## What this task involves
Search the material below for the word "Properties". Copy every line that has it.

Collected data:
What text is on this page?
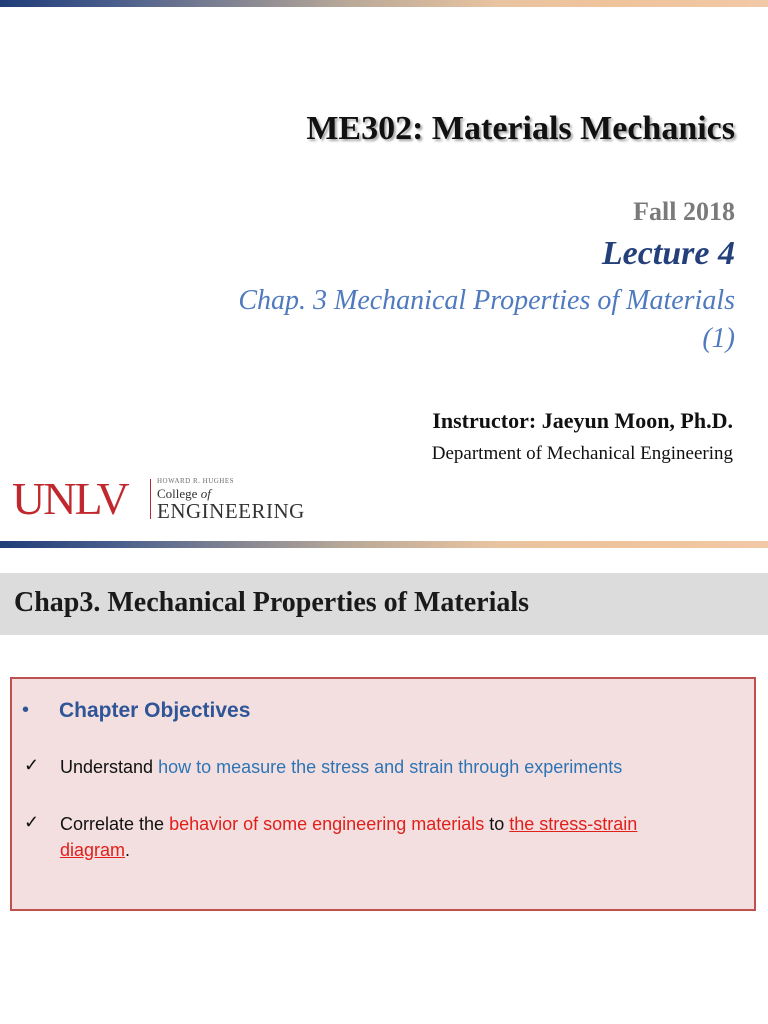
ME302: Materials Mechanics
Fall 2018
Lecture 4
Chap. 3 Mechanical Properties of Materials
(1)
Instructor: Jaeyun Moon, Ph.D.
Department of Mechanical Engineering
UNLV	HOWARD R. HUGHES
College of
ENGINEERING
Chap3. Mechanical Properties of Materials
• Chapter Objectives
✓ Understand how to measure the stress and strain through experiments
✓ Correlate the behavior of some engineering materials to the stress-strain
diagram.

## The output
Chap. 3 Mechanical Properties of Materials
Chap3. Mechanical Properties of Materials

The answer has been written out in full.